EXERCISE »
Give an exact copy of the data that follows.

(Records from a collection)
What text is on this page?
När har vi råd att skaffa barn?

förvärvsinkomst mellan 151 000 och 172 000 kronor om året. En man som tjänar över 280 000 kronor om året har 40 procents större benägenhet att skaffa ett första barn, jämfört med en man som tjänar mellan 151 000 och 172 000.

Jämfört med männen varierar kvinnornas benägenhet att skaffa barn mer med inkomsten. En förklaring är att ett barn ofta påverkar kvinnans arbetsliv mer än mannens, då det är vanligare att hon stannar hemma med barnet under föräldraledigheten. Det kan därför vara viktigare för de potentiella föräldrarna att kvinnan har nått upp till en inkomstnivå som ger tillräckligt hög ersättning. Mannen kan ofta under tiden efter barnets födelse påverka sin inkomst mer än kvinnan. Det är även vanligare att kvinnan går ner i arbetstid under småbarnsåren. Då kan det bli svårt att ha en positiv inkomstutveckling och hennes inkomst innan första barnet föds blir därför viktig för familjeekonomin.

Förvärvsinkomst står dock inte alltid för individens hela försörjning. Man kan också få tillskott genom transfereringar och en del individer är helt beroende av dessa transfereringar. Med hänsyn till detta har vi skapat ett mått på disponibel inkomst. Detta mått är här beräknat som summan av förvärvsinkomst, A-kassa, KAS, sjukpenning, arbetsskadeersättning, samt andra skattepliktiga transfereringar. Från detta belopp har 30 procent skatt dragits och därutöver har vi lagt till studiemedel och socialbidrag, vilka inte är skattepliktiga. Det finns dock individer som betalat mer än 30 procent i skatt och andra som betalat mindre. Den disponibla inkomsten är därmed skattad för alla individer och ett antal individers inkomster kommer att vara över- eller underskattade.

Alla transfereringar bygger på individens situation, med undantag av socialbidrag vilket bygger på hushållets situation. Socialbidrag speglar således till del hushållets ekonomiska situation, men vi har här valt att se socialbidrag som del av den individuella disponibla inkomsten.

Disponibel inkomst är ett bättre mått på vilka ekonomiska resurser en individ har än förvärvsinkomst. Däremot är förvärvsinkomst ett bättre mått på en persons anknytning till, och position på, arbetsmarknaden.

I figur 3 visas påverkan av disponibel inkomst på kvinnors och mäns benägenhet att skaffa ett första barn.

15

SOLVED EXERCISE »
What text is on this page?
När har vi råd att skaffa barn?

förvärvsinkomst mellan 151 000 och 172 000 kronor om året. En man som tjänar över 280 000 kronor om året har 40 procents större benägenhet att skaffa ett första barn, jämfört med en man som tjänar mellan 151 000 och 172 000.

Jämfört med männen varierar kvinnornas benägenhet att skaffa barn mer med inkomsten. En förklaring är att ett barn ofta påverkar kvinnans arbetsliv mer än mannens, då det är vanligare att hon stannar hemma med barnet under föräldraledigheten. Det kan därför vara viktigare för de potentiella föräldrarna att kvinnan har nått upp till en inkomstnivå som ger tillräckligt hög ersättning. Mannen kan ofta under tiden efter barnets födelse påverka sin inkomst mer än kvinnan. Det är även vanligare att kvinnan går ner i arbetstid under småbarnsåren. Då kan det bli svårt att ha en positiv inkomstutveckling och hennes inkomst innan första barnet föds blir därför viktig för familjeekonomin.

Förvärvsinkomst står dock inte alltid för individens hela försörjning. Man kan också få tillskott genom transfereringar och en del individer är helt beroende av dessa transfereringar. Med hänsyn till detta har vi skapat ett mått på disponibel inkomst. Detta mått är här beräknat som summan av förvärvsinkomst, A-kassa, KAS, sjukpenning, arbetsskadeersättning, samt andra skattepliktiga transfereringar. Från detta belopp har 30 procent skatt dragits och därutöver har vi lagt till studiemedel och socialbidrag, vilka inte är skattepliktiga. Det finns dock individer som betalat mer än 30 procent i skatt och andra som betalat mindre. Den disponibla inkomsten är därmed skattad för alla individer och ett antal individers inkomster kommer att vara över- eller underskattade.

Alla transfereringar bygger på individens situation, med undantag av socialbidrag vilket bygger på hushållets situation. Socialbidrag speglar således till del hushållets ekonomiska situation, men vi har här valt att se socialbidrag som del av den individuella disponibla inkomsten.

Disponibel inkomst är ett bättre mått på vilka ekonomiska resurser en individ har än förvärvsinkomst. Däremot är förvärvsinkomst ett bättre mått på en persons anknytning till, och position på, arbetsmarknaden.

I figur 3 visas påverkan av disponibel inkomst på kvinnors och mäns benägenhet att skaffa ett första barn.

15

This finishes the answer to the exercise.